For the material that follows, list every line containing the word "procuratore".

#### Data extract ####

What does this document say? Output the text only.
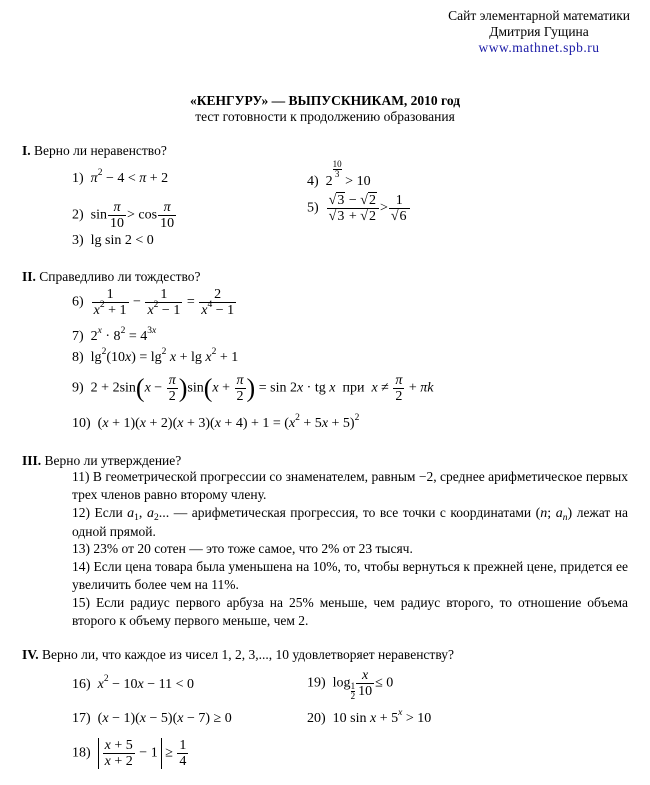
Сайт элементарной математики
Дмитрия Гущина
www.mathnet.spb.ru
«КЕНГУРУ» — ВЫПУСКНИКАМ, 2010 год
тест готовности к продолжению образования
I. Верно ли неравенство?
1) $\pi^2 - 4 < \pi + 2$
2)  $\sin \frac{\pi}{10} > \cos \frac{\pi}{10}$
3)  lg sin 2 < 0
4)  2
$\frac{10}{3}$
> 10
$5) \frac{√3 - √2}{√3 + √2} > \frac{1}{√6}$
II. Справедливо ли тождество?
$6) \frac{1}{x^2 + 1} - \frac{1}{x^2 - 1} = \frac{2}{x^4 - 1}$
7)  $2^x \cdot 8^2 = 4^{3x}$
8)  $\lg^2(10x) = \lg^2 x + \lg x^2 + 1$
9)  $2 + 2\sin(x - \frac{\pi}{2} )\sin(x + \frac{\pi}{2}$ ) = sin 2x · tg x  при  $x \ne \frac{\pi}{2} + \pi k$
10)  $(x + 1)(x + 2)(x + 3)(x + 4) + 1 = (x^2 + 5x + 5)^2$
III. Верно ли утверждение?
11) В геометрической прогрессии со знаменателем, равным −2, среднее арифметическое первых трех членов равно второму члену.
12) Если $a_1$, $a_2$... — арифметическая прогрессия, то все точки с координатами (n; $a_n$) лежат на одной прямой.
13) 23% от 20 сотен — это тоже самое, что 2% от 23 тысяч.
14) Если цена товара была уменьшена на 10%, то, чтобы вернуться к прежней цене, придется ее увеличить более чем на 11%.
15) Если радиус первого арбуза на 25% меньше, чем радиус второго, то отношение объема второго к объему первого меньше, чем 2.
IV. Верно ли, что каждое из чисел 1, 2, 3,..., 10 удовлетворяет неравенству?
16) $x^2 - 10x - 11 < 0$
17)  (x − 1)(x − 5)(x − 7) ≥ 0
$18) \frac{x + 5}{x + 2} - 1 \ge \frac{1}{4}$
19)  $\log \frac{1}{2} \frac{x}{10} \le 0$
20)  10 $\sin x + 5^x > 10$
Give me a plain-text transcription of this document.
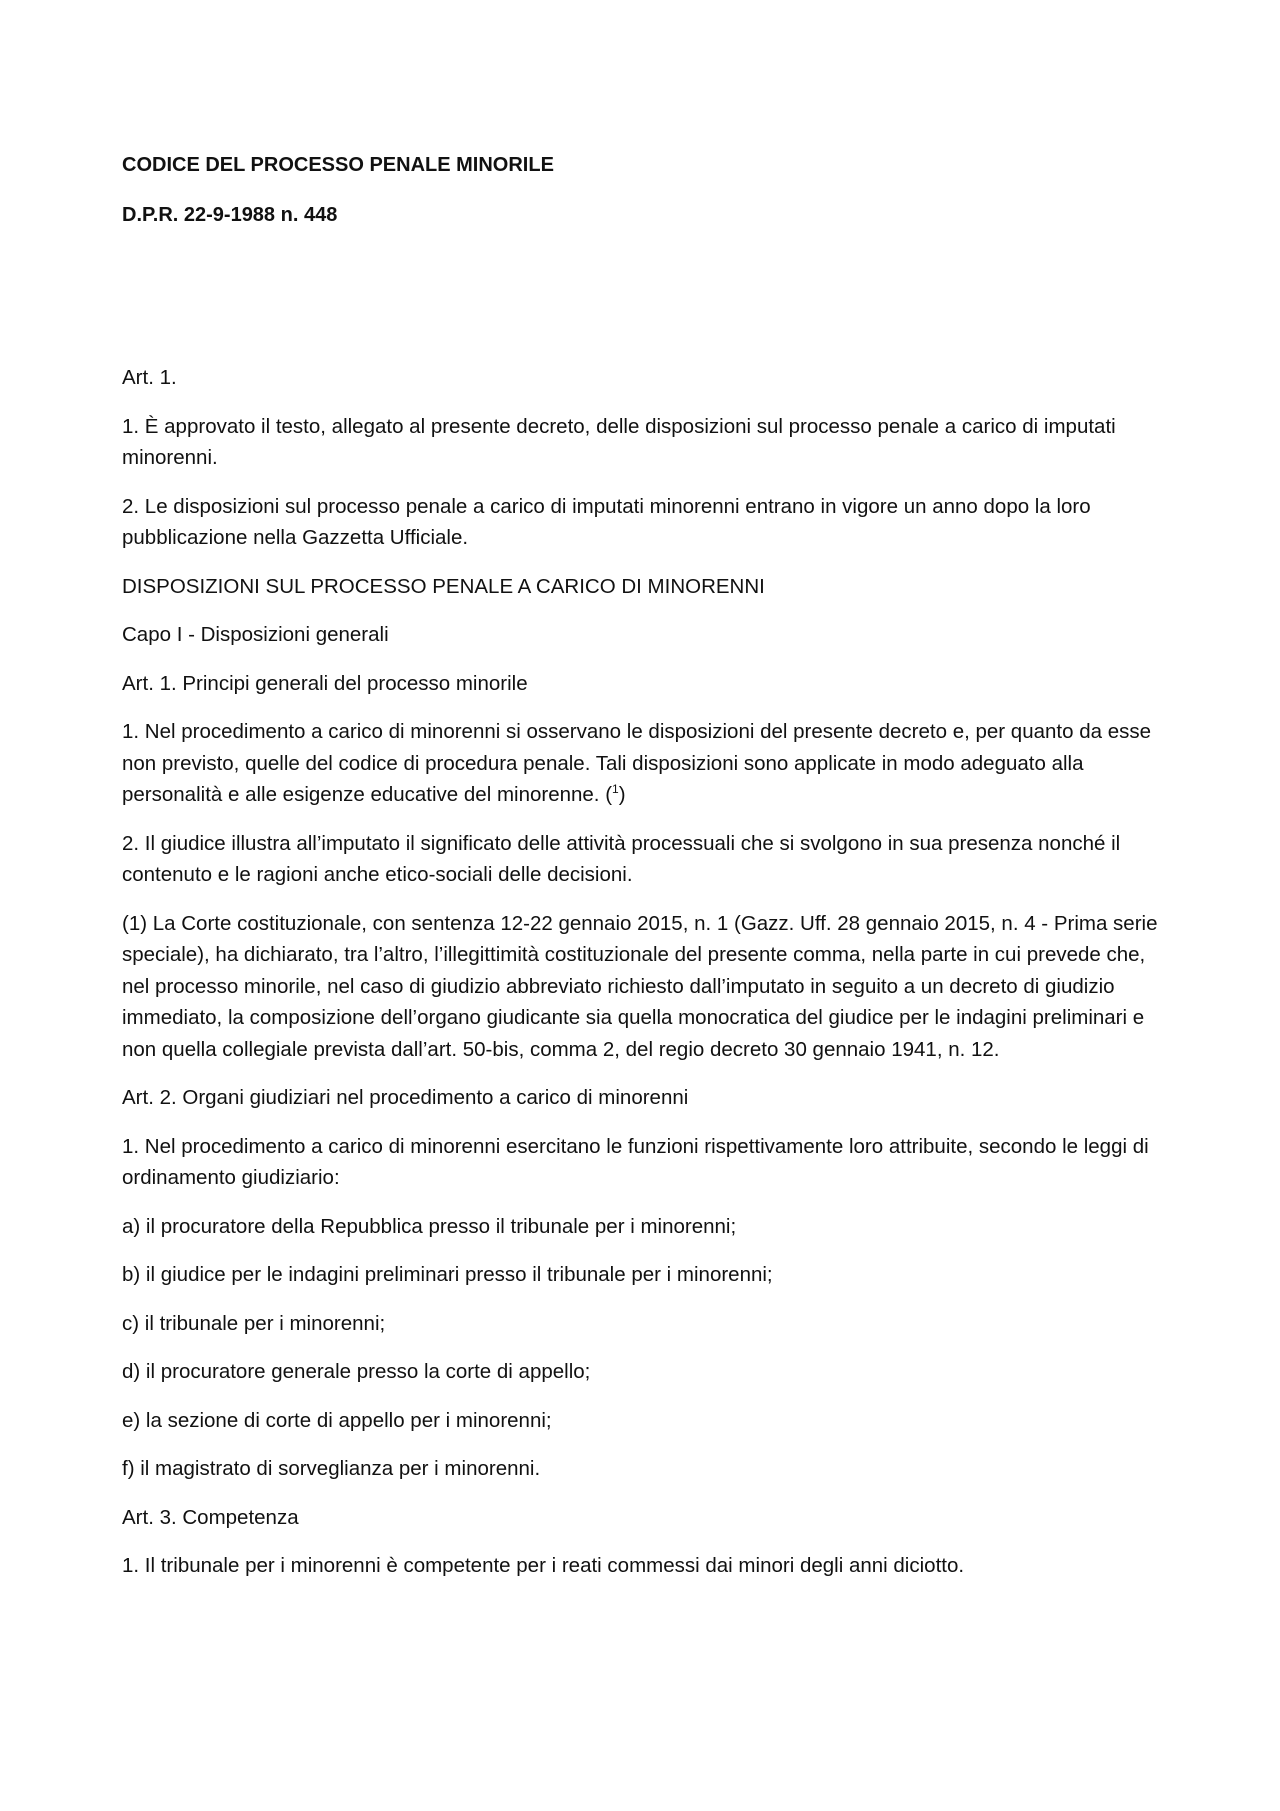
CODICE DEL PROCESSO PENALE MINORILE

D.P.R. 22-9-1988 n. 448

Art. 1.

1. È approvato il testo, allegato al presente decreto, delle disposizioni sul processo penale a carico di imputati minorenni.

2. Le disposizioni sul processo penale a carico di imputati minorenni entrano in vigore un anno dopo la loro pubblicazione nella Gazzetta Ufficiale.

DISPOSIZIONI SUL PROCESSO PENALE A CARICO DI MINORENNI

Capo I - Disposizioni generali

Art. 1. Principi generali del processo minorile

1. Nel procedimento a carico di minorenni si osservano le disposizioni del presente decreto e, per quanto da esse non previsto, quelle del codice di procedura penale. Tali disposizioni sono applicate in modo adeguato alla personalità e alle esigenze educative del minorenne. ($^1$)

2. Il giudice illustra all’imputato il significato delle attività processuali che si svolgono in sua presenza nonché il contenuto e le ragioni anche etico-sociali delle decisioni.

(1) La Corte costituzionale, con sentenza 12-22 gennaio 2015, n. 1 (Gazz. Uff. 28 gennaio 2015, n. 4 - Prima serie speciale), ha dichiarato, tra l’altro, l’illegittimità costituzionale del presente comma, nella parte in cui prevede che, nel processo minorile, nel caso di giudizio abbreviato richiesto dall’imputato in seguito a un decreto di giudizio immediato, la composizione dell’organo giudicante sia quella monocratica del giudice per le indagini preliminari e non quella collegiale prevista dall’art. 50-bis, comma 2, del regio decreto 30 gennaio 1941, n. 12.

Art. 2. Organi giudiziari nel procedimento a carico di minorenni

1. Nel procedimento a carico di minorenni esercitano le funzioni rispettivamente loro attribuite, secondo le leggi di ordinamento giudiziario:

a) il procuratore della Repubblica presso il tribunale per i minorenni;

b) il giudice per le indagini preliminari presso il tribunale per i minorenni;

c) il tribunale per i minorenni;

d) il procuratore generale presso la corte di appello;

e) la sezione di corte di appello per i minorenni;

f) il magistrato di sorveglianza per i minorenni.

Art. 3. Competenza

1. Il tribunale per i minorenni è competente per i reati commessi dai minori degli anni diciotto.
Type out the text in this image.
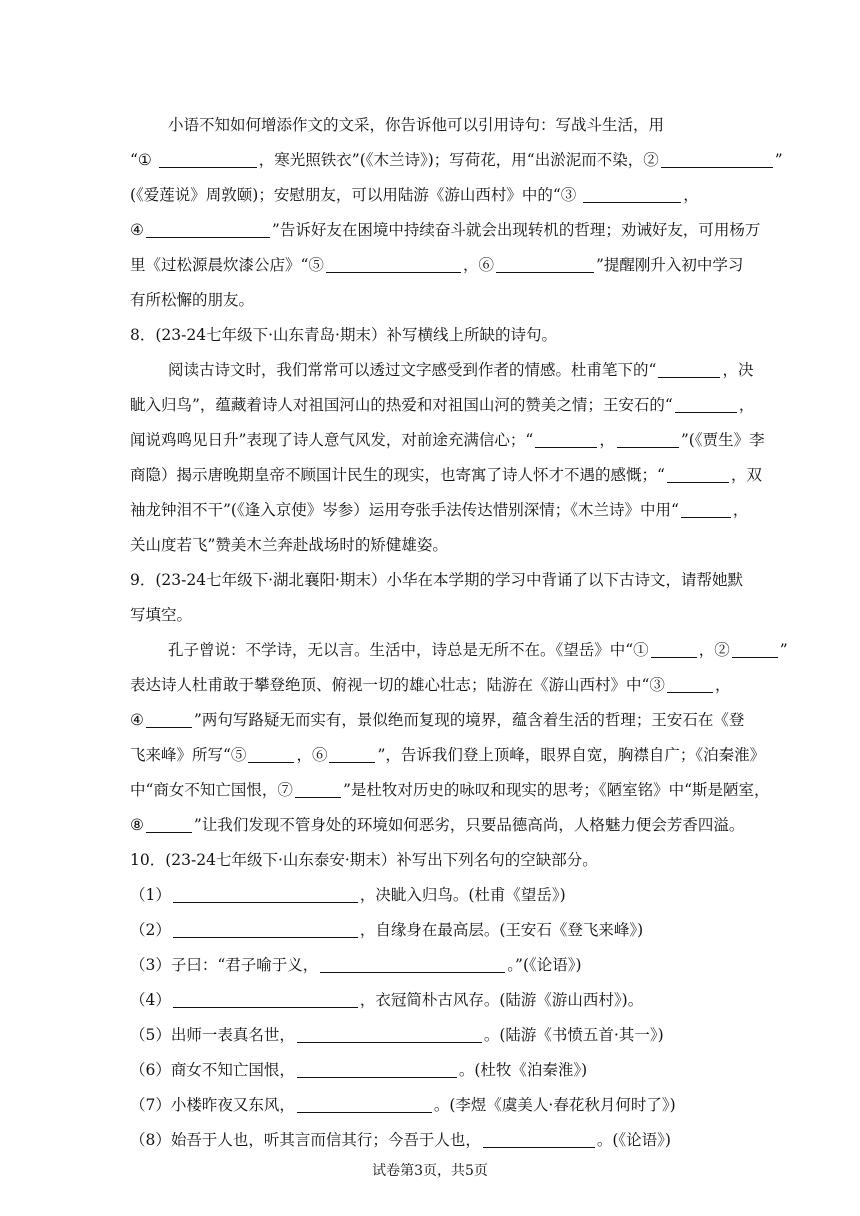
小语不知如何增添作文的文采，你告诉他可以引用诗句：写战斗生活，用
“①	，寒光照铁衣”(《木兰诗》)；写荷花，用“出淤泥而不染，②	”
(《爱莲说》周敦颐)；安慰朋友，可以用陆游《游山西村》中的“③	，
④	”告诉好友在困境中持续奋斗就会出现转机的哲理；劝诫好友，可用杨万
里《过松源晨炊漆公店》“⑤	，⑥	”提醒刚升入初中学习
有所松懈的朋友。
8．(23-24七年级下·山东青岛·期末）补写横线上所缺的诗句。
阅读古诗文时，我们常常可以透过文字感受到作者的情感。杜甫笔下的“	，决
眦入归鸟”，蕴藏着诗人对祖国河山的热爱和对祖国山河的赞美之情；王安石的“	，
闻说鸡鸣见日升”表现了诗人意气风发，对前途充满信心；“	，	”(《贾生》李
商隐）揭示唐晚期皇帝不顾国计民生的现实，也寄寓了诗人怀才不遇的感慨；“	，双
袖龙钟泪不干”(《逢入京使》岑参）运用夸张手法传达惜别深情；《木兰诗》中用“	，
关山度若飞”赞美木兰奔赴战场时的矫健雄姿。
9．(23-24七年级下·湖北襄阳·期末）小华在本学期的学习中背诵了以下古诗文，请帮她默
写填空。
孔子曾说：不学诗，无以言。生活中，诗总是无所不在。《望岳》中“①	，②	”
表达诗人杜甫敢于攀登绝顶、俯视一切的雄心壮志；陆游在《游山西村》中“③	，
④	”两句写路疑无而实有，景似绝而复现的境界，蕴含着生活的哲理；王安石在《登
飞来峰》所写“⑤	，⑥	”，告诉我们登上顶峰，眼界自宽，胸襟自广；《泊秦淮》
中“商女不知亡国恨，⑦	”是杜牧对历史的咏叹和现实的思考；《陋室铭》中“斯是陋室，
⑧	”让我们发现不管身处的环境如何恶劣，只要品德高尚，人格魅力便会芳香四溢。
10．(23-24七年级下·山东泰安·期末）补写出下列名句的空缺部分。
（1）	，决眦入归鸟。(杜甫《望岳》)
（2）	，自缘身在最高层。(王安石《登飞来峰》)
（3）子曰：“君子喻于义，	。”(《论语》)
（4）	，衣冠简朴古风存。(陆游《游山西村》)。
（5）出师一表真名世，	。(陆游《书愤五首·其一》)
（6）商女不知亡国恨，	。(杜牧《泊秦淮》)
（7）小楼昨夜又东风，	。(李煜《虞美人·春花秋月何时了》)
（8）始吾于人也，听其言而信其行；今吾于人也，	。(《论语》)
试卷第3页，共5页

####

Response to the task:
a) il procuratore della Repubblica presso il tribunale per i minorenni;
d) il procuratore generale presso la corte di appello;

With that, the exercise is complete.